TASK INSTRUCTIONS
Repeat each entry word for word. Leave any images out of the copy.

## Start

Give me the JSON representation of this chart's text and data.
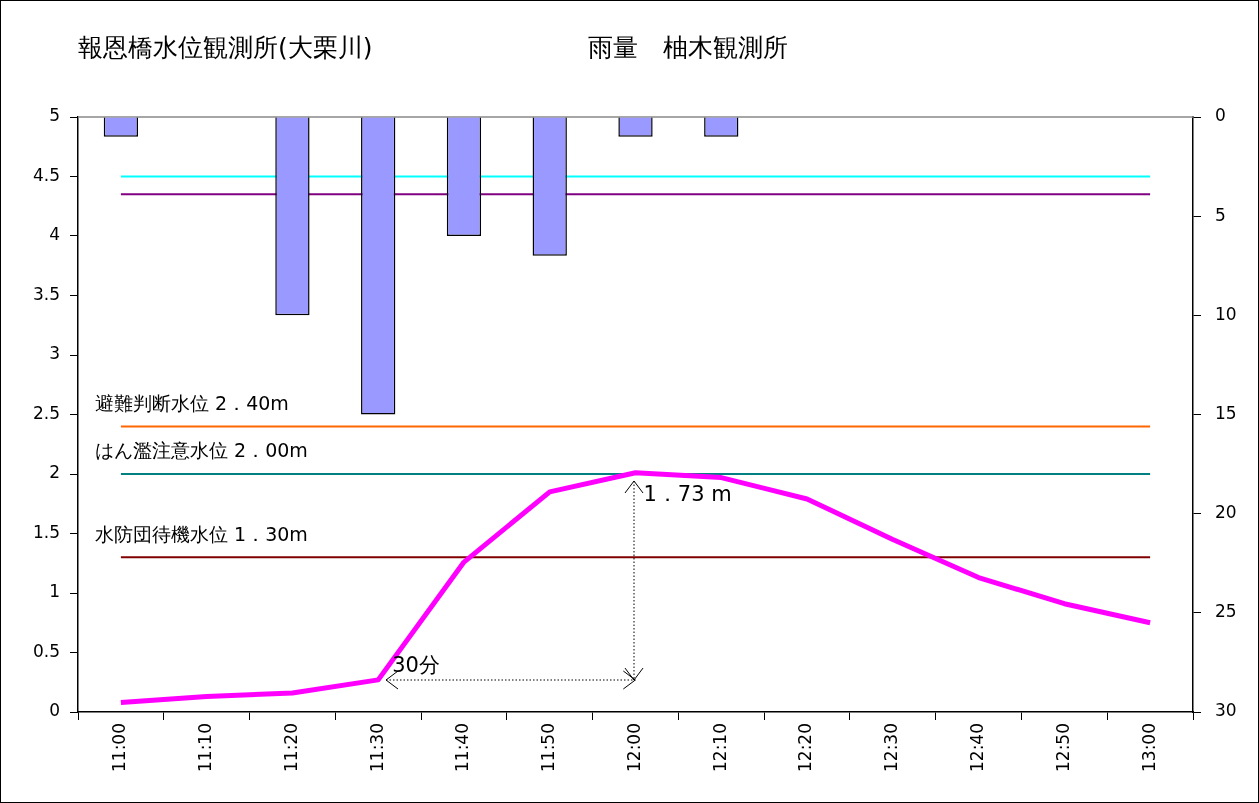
{
  "chart_data": {
    "type": "bar",
    "title": "報恩橋水位観測所(大栗川)",
    "subtitle": "雨量　柚木観測所",
    "categories": [
      "11:00",
      "11:10",
      "11:20",
      "11:30",
      "11:40",
      "11:50",
      "12:00",
      "12:10",
      "12:20",
      "12:30",
      "12:40",
      "12:50",
      "13:00"
    ],
    "series": [
      {
        "axis": "y2",
        "color": "#9999ff",
        "values": [
          1,
          null,
          10,
          15,
          6,
          7,
          1,
          1,
          null,
          null,
          null,
          null,
          null
        ]
      },
      {
        "type": "line",
        "color": "#ff00ff",
        "values": [
          0.08,
          0.13,
          0.16,
          0.27,
          1.26,
          1.85,
          2.01,
          1.97,
          1.79,
          1.45,
          1.13,
          0.91,
          0.75
        ]
      }
    ],
    "ylim": [
      0,
      5
    ],
    "yticks": [
      0,
      0.5,
      1,
      1.5,
      2,
      2.5,
      3,
      3.5,
      4,
      4.5,
      5
    ],
    "y2lim": [
      30,
      0
    ],
    "y2ticks": [
      0,
      5,
      10,
      15,
      20,
      25,
      30
    ],
    "ref_lines": [
      {
        "axis": "y",
        "value": 4.5,
        "color": "#00ffff"
      },
      {
        "axis": "y",
        "value": 4.35,
        "color": "#800080"
      },
      {
        "axis": "y",
        "value": 2.4,
        "label": "避難判断水位 2．40m",
        "color": "#ff6600"
      },
      {
        "axis": "y",
        "value": 2.0,
        "label": "はん濫注意水位 2．00m",
        "color": "#008080"
      },
      {
        "axis": "y",
        "value": 1.3,
        "label": "水防団待機水位 1．30m",
        "color": "#800000"
      }
    ],
    "annotations": [
      {
        "text": "30分",
        "x": "11:30",
        "y": 0.27
      },
      {
        "text": "1．73 m",
        "x": "12:00",
        "y": 2.01
      }
    ],
    "grid": false,
    "legend": false
  }
}
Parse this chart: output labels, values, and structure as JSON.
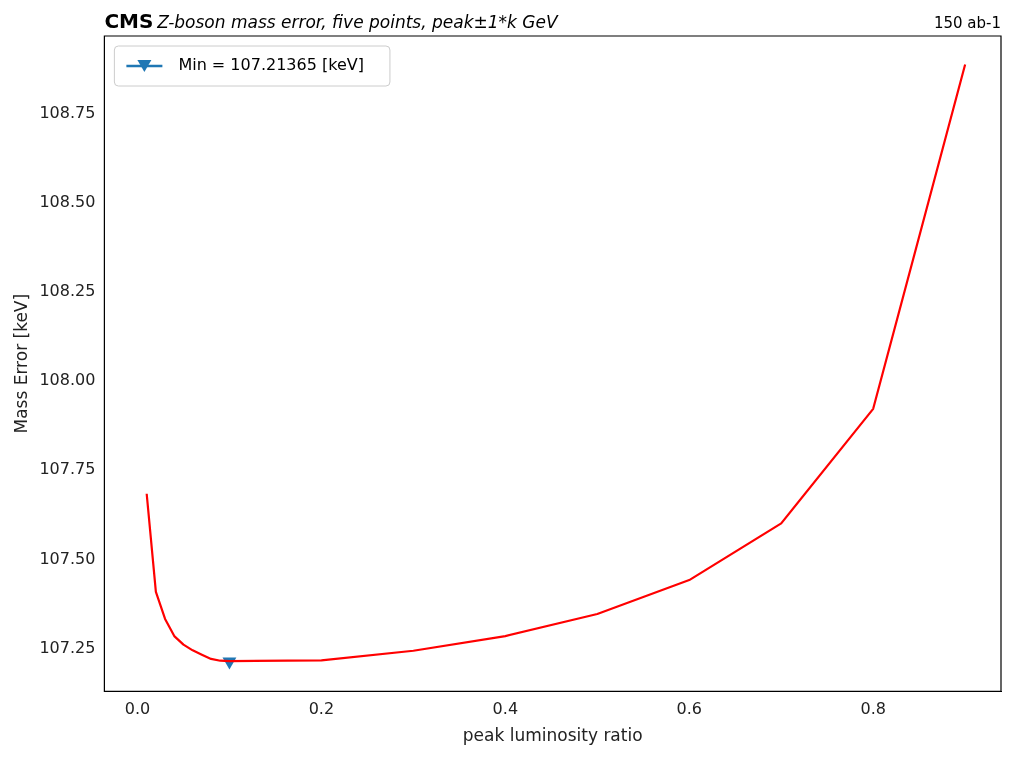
{
  "chart_data": {
    "type": "line",
    "title": "CMS",
    "subtitle": "Z-boson mass error, five points, peak±1*k GeV",
    "annotations": [
      "150 ab-1"
    ],
    "xlabel": "peak luminosity ratio",
    "ylabel": "Mass Error [keV]",
    "xlim": [
      -0.036,
      0.939
    ],
    "ylim": [
      107.13,
      108.967
    ],
    "xticks": [
      {
        "value": 0,
        "label": "0.0"
      },
      0.2,
      0.4,
      0.6,
      0.8
    ],
    "yticks": [
      {
        "value": 107.25,
        "label": "107.25"
      },
      {
        "value": 107.5,
        "label": "107.50"
      },
      {
        "value": 107.75,
        "label": "107.75"
      },
      {
        "value": 108,
        "label": "108.00"
      },
      {
        "value": 108.25,
        "label": "108.25"
      },
      {
        "value": 108.5,
        "label": "108.50"
      },
      {
        "value": 108.75,
        "label": "108.75"
      }
    ],
    "grid": false,
    "legend": "top left",
    "line_style": "solid",
    "series": [
      {
        "color": "#ff0000",
        "marker": "none",
        "x": [
          0.01,
          0.02,
          0.03,
          0.04,
          0.05,
          0.06,
          0.07,
          0.08,
          0.09,
          0.1,
          0.2,
          0.3,
          0.4,
          0.5,
          0.6,
          0.7,
          0.8,
          0.9
        ],
        "values": [
          107.684,
          107.409,
          107.333,
          107.285,
          107.261,
          107.245,
          107.233,
          107.221,
          107.216,
          107.215,
          107.217,
          107.244,
          107.285,
          107.347,
          107.442,
          107.601,
          107.922,
          108.887
        ]
      },
      {
        "type": "scatter",
        "name": "Min = 107.21365 [keV]",
        "color": "#1f77b4",
        "marker": "triangle",
        "x": [
          0.1
        ],
        "values": [
          107.21365
        ]
      }
    ]
  }
}
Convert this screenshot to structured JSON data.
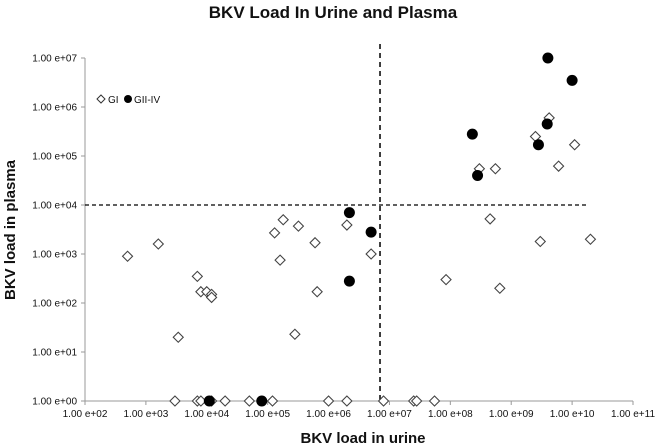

## End

TASK RESULT
Give me the JSON representation of this chart's text and data.
{
  "chart_data": {
    "type": "bar",
    "title": "報恩橋水位観測所(大栗川)",
    "subtitle": "雨量　柚木観測所",
    "categories": [
      "11:00",
      "11:10",
      "11:20",
      "11:30",
      "11:40",
      "11:50",
      "12:00",
      "12:10",
      "12:20",
      "12:30",
      "12:40",
      "12:50",
      "13:00"
    ],
    "series": [
      {
        "axis": "y2",
        "color": "#9999ff",
        "values": [
          1,
          null,
          10,
          15,
          6,
          7,
          1,
          1,
          null,
          null,
          null,
          null,
          null
        ]
      },
      {
        "type": "line",
        "color": "#ff00ff",
        "values": [
          0.08,
          0.13,
          0.16,
          0.27,
          1.26,
          1.85,
          2.01,
          1.97,
          1.79,
          1.45,
          1.13,
          0.91,
          0.75
        ]
      }
    ],
    "ylim": [
      0,
      5
    ],
    "yticks": [
      0,
      0.5,
      1,
      1.5,
      2,
      2.5,
      3,
      3.5,
      4,
      4.5,
      5
    ],
    "y2lim": [
      30,
      0
    ],
    "y2ticks": [
      0,
      5,
      10,
      15,
      20,
      25,
      30
    ],
    "ref_lines": [
      {
        "axis": "y",
        "value": 4.5,
        "color": "#00ffff"
      },
      {
        "axis": "y",
        "value": 4.35,
        "color": "#800080"
      },
      {
        "axis": "y",
        "value": 2.4,
        "label": "避難判断水位 2．40m",
        "color": "#ff6600"
      },
      {
        "axis": "y",
        "value": 2.0,
        "label": "はん濫注意水位 2．00m",
        "color": "#008080"
      },
      {
        "axis": "y",
        "value": 1.3,
        "label": "水防団待機水位 1．30m",
        "color": "#800000"
      }
    ],
    "annotations": [
      {
        "text": "30分",
        "x": "11:30",
        "y": 0.27
      },
      {
        "text": "1．73 m",
        "x": "12:00",
        "y": 2.01
      }
    ],
    "grid": false,
    "legend": false
  }
}
Parse this chart: output labels, values, and structure as JSON.
{
  "chart_data": {
    "type": "line",
    "title": "CMS",
    "subtitle": "Z-boson mass error, five points, peak±1*k GeV",
    "annotations": [
      "150 ab-1"
    ],
    "xlabel": "peak luminosity ratio",
    "ylabel": "Mass Error [keV]",
    "xlim": [
      -0.036,
      0.939
    ],
    "ylim": [
      107.13,
      108.967
    ],
    "xticks": [
      {
        "value": 0,
        "label": "0.0"
      },
      0.2,
      0.4,
      0.6,
      0.8
    ],
    "yticks": [
      {
        "value": 107.25,
        "label": "107.25"
      },
      {
        "value": 107.5,
        "label": "107.50"
      },
      {
        "value": 107.75,
        "label": "107.75"
      },
      {
        "value": 108,
        "label": "108.00"
      },
      {
        "value": 108.25,
        "label": "108.25"
      },
      {
        "value": 108.5,
        "label": "108.50"
      },
      {
        "value": 108.75,
        "label": "108.75"
      }
    ],
    "grid": false,
    "legend": "top left",
    "line_style": "solid",
    "series": [
      {
        "color": "#ff0000",
        "marker": "none",
        "x": [
          0.01,
          0.02,
          0.03,
          0.04,
          0.05,
          0.06,
          0.07,
          0.08,
          0.09,
          0.1,
          0.2,
          0.3,
          0.4,
          0.5,
          0.6,
          0.7,
          0.8,
          0.9
        ],
        "values": [
          107.684,
          107.409,
          107.333,
          107.285,
          107.261,
          107.245,
          107.233,
          107.221,
          107.216,
          107.215,
          107.217,
          107.244,
          107.285,
          107.347,
          107.442,
          107.601,
          107.922,
          108.887
        ]
      },
      {
        "type": "scatter",
        "name": "Min = 107.21365 [keV]",
        "color": "#1f77b4",
        "marker": "triangle",
        "x": [
          0.1
        ],
        "values": [
          107.21365
        ]
      }
    ]
  }
}
Convert this screenshot to structured JSON data.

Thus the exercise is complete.